Could you write out the records below exactly as they appear, leaving out any pictures?

Stored records:
::::::::

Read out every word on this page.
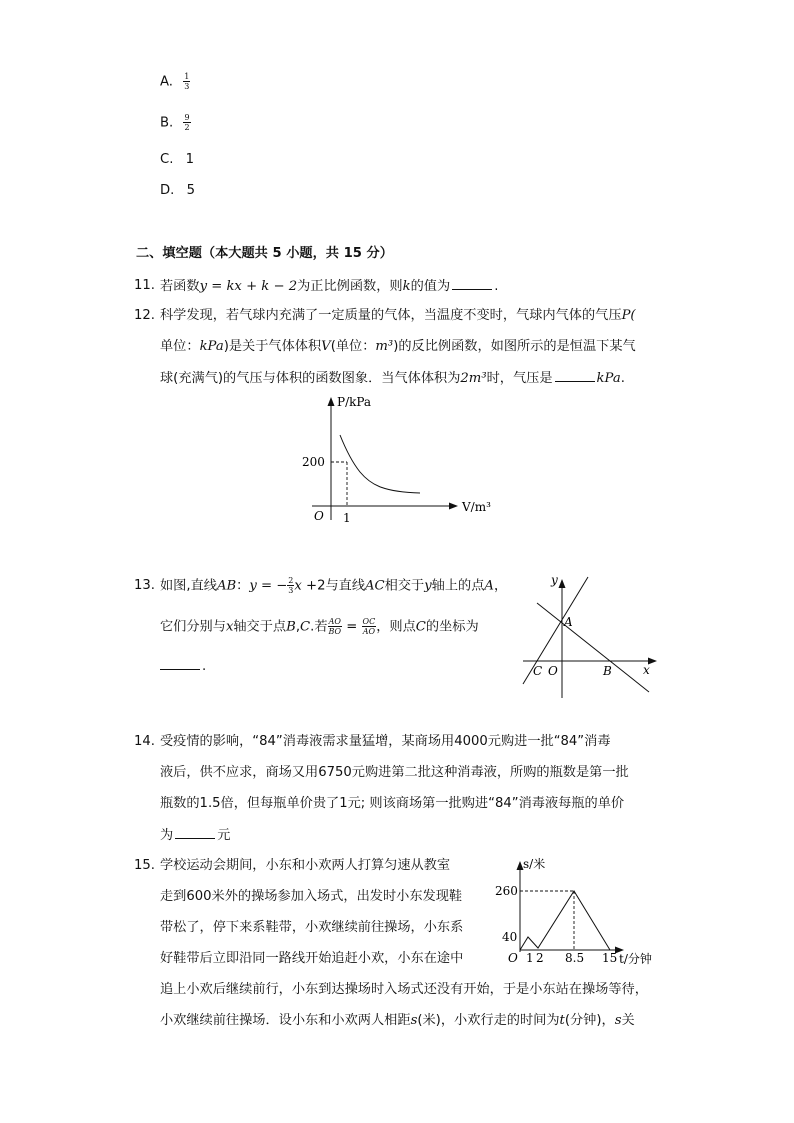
A. $\frac{1}{3}$
B. $\frac{9}{2}$
C. 1
D. 5
二、填空题（本大题共 5 小题，共 15 分）
11. 若函数y = kx + k − 2为正比例函数，则k的值为	.
12. 科学发现，若气球内充满了一定质量的气体，当温度不变时，气球内气体的气压P(
单位：kPa)是关于气体体积V(单位：m³)的反比例函数，如图所示的是恒温下某气
球(充满气)的气压与体积的函数图象．当气体体积为2m³时，气压是	kPa.
P/kPa
V/m³
200
1
O
13. 如图,直线AB：y = − $\frac{2}{3}$ x +2与直线AC相交于y轴上的点A，
它们分别与x轴交于点B,C.若 $\frac{AO}{BO} = \frac{OC}{AO}$ ，则点C的坐标为
.
y
x
A
B
C O
14. 受疫情的影响，“84”消毒液需求量猛增，某商场用4000元购进一批“84”消毒
液后，供不应求，商场又用6750元购进第二批这种消毒液，所购的瓶数是第一批
瓶数的1.5倍，但每瓶单价贵了1元; 则该商场第一批购进“84”消毒液每瓶的单价
为	元
15. 学校运动会期间，小东和小欢两人打算匀速从教室
走到600米外的操场参加入场式，出发时小东发现鞋
带松了，停下来系鞋带，小欢继续前往操场，小东系
好鞋带后立即沿同一路线开始追赶小欢，小东在途中
追上小欢后继续前行，小东到达操场时入场式还没有开始，于是小东站在操场等待，
小欢继续前往操场．设小东和小欢两人相距s(米)，小欢行走的时间为t(分钟)，s关
s/米
t/分钟
260
40
O 1 2 8.5 15
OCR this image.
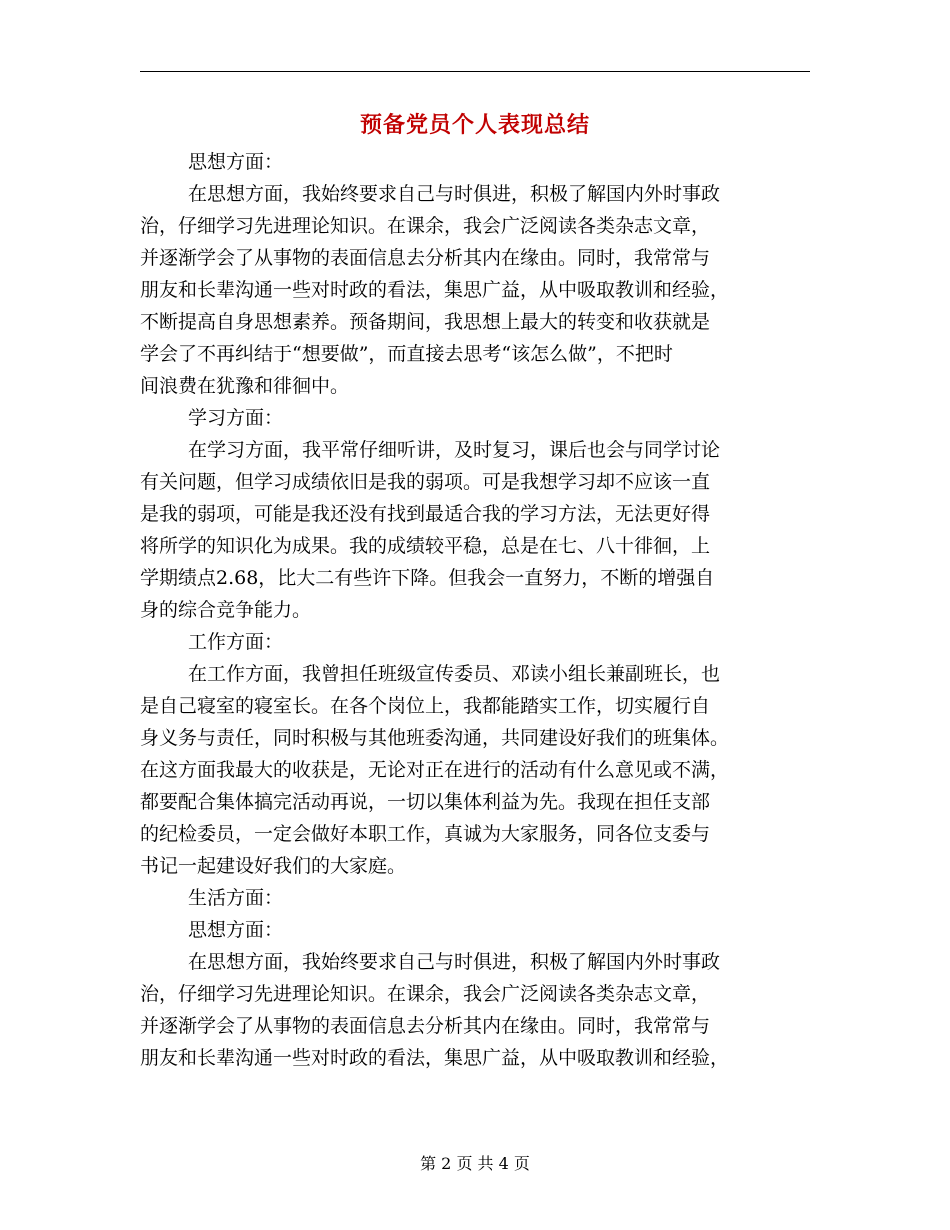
预备党员个人表现总结
思想方面：
在思想方面，我始终要求自己与时俱进，积极了解国内外时事政
治，仔细学习先进理论知识。在课余，我会广泛阅读各类杂志文章，
并逐渐学会了从事物的表面信息去分析其内在缘由。同时，我常常与
朋友和长辈沟通一些对时政的看法，集思广益，从中吸取教训和经验，
不断提高自身思想素养。预备期间，我思想上最大的转变和收获就是
学会了不再纠结于“想要做”，而直接去思考“该怎么做”，不把时
间浪费在犹豫和徘徊中。
学习方面：
在学习方面，我平常仔细听讲，及时复习，课后也会与同学讨论
有关问题，但学习成绩依旧是我的弱项。可是我想学习却不应该一直
是我的弱项，可能是我还没有找到最适合我的学习方法，无法更好得
将所学的知识化为成果。我的成绩较平稳，总是在七、八十徘徊，上
学期绩点2.68，比大二有些许下降。但我会一直努力，不断的增强自
身的综合竞争能力。
工作方面：
在工作方面，我曾担任班级宣传委员、邓读小组长兼副班长，也
是自己寝室的寝室长。在各个岗位上，我都能踏实工作，切实履行自
身义务与责任，同时积极与其他班委沟通，共同建设好我们的班集体。
在这方面我最大的收获是，无论对正在进行的活动有什么意见或不满，
都要配合集体搞完活动再说，一切以集体利益为先。我现在担任支部
的纪检委员，一定会做好本职工作，真诚为大家服务，同各位支委与
书记一起建设好我们的大家庭。
生活方面：
思想方面：
在思想方面，我始终要求自己与时俱进，积极了解国内外时事政
治，仔细学习先进理论知识。在课余，我会广泛阅读各类杂志文章，
并逐渐学会了从事物的表面信息去分析其内在缘由。同时，我常常与
朋友和长辈沟通一些对时政的看法，集思广益，从中吸取教训和经验，
第 2 页 共 4 页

::::::::

:: Result for this task ::
Read out every word on this page.
A. $\frac{1}{3}$
B. $\frac{9}{2}$
C. 1
D. 5
二、填空题（本大题共 5 小题，共 15 分）
11. 若函数y = kx + k − 2为正比例函数，则k的值为	.
12. 科学发现，若气球内充满了一定质量的气体，当温度不变时，气球内气体的气压P(
单位：kPa)是关于气体体积V(单位：m³)的反比例函数，如图所示的是恒温下某气
球(充满气)的气压与体积的函数图象．当气体体积为2m³时，气压是	kPa.
P/kPa
V/m³
200
1
O
13. 如图,直线AB：y = − $\frac{2}{3}$ x +2与直线AC相交于y轴上的点A，
它们分别与x轴交于点B,C.若 $\frac{AO}{BO} = \frac{OC}{AO}$ ，则点C的坐标为
.
y
x
A
B
C O
14. 受疫情的影响，“84”消毒液需求量猛增，某商场用4000元购进一批“84”消毒
液后，供不应求，商场又用6750元购进第二批这种消毒液，所购的瓶数是第一批
瓶数的1.5倍，但每瓶单价贵了1元; 则该商场第一批购进“84”消毒液每瓶的单价
为	元
15. 学校运动会期间，小东和小欢两人打算匀速从教室
走到600米外的操场参加入场式，出发时小东发现鞋
带松了，停下来系鞋带，小欢继续前往操场，小东系
好鞋带后立即沿同一路线开始追赶小欢，小东在途中
追上小欢后继续前行，小东到达操场时入场式还没有开始，于是小东站在操场等待，
小欢继续前往操场．设小东和小欢两人相距s(米)，小欢行走的时间为t(分钟)，s关
s/米
t/分钟
260
40
O 1 2 8.5 15
OCR this image.
预备党员个人表现总结
思想方面：
在思想方面，我始终要求自己与时俱进，积极了解国内外时事政
治，仔细学习先进理论知识。在课余，我会广泛阅读各类杂志文章，
并逐渐学会了从事物的表面信息去分析其内在缘由。同时，我常常与
朋友和长辈沟通一些对时政的看法，集思广益，从中吸取教训和经验，
不断提高自身思想素养。预备期间，我思想上最大的转变和收获就是
学会了不再纠结于“想要做”，而直接去思考“该怎么做”，不把时
间浪费在犹豫和徘徊中。
学习方面：
在学习方面，我平常仔细听讲，及时复习，课后也会与同学讨论
有关问题，但学习成绩依旧是我的弱项。可是我想学习却不应该一直
是我的弱项，可能是我还没有找到最适合我的学习方法，无法更好得
将所学的知识化为成果。我的成绩较平稳，总是在七、八十徘徊，上
学期绩点2.68，比大二有些许下降。但我会一直努力，不断的增强自
身的综合竞争能力。
工作方面：
在工作方面，我曾担任班级宣传委员、邓读小组长兼副班长，也
是自己寝室的寝室长。在各个岗位上，我都能踏实工作，切实履行自
身义务与责任，同时积极与其他班委沟通，共同建设好我们的班集体。
在这方面我最大的收获是，无论对正在进行的活动有什么意见或不满，
都要配合集体搞完活动再说，一切以集体利益为先。我现在担任支部
的纪检委员，一定会做好本职工作，真诚为大家服务，同各位支委与
书记一起建设好我们的大家庭。
生活方面：
思想方面：
在思想方面，我始终要求自己与时俱进，积极了解国内外时事政
治，仔细学习先进理论知识。在课余，我会广泛阅读各类杂志文章，
并逐渐学会了从事物的表面信息去分析其内在缘由。同时，我常常与
朋友和长辈沟通一些对时政的看法，集思广益，从中吸取教训和经验，
第 2 页 共 4 页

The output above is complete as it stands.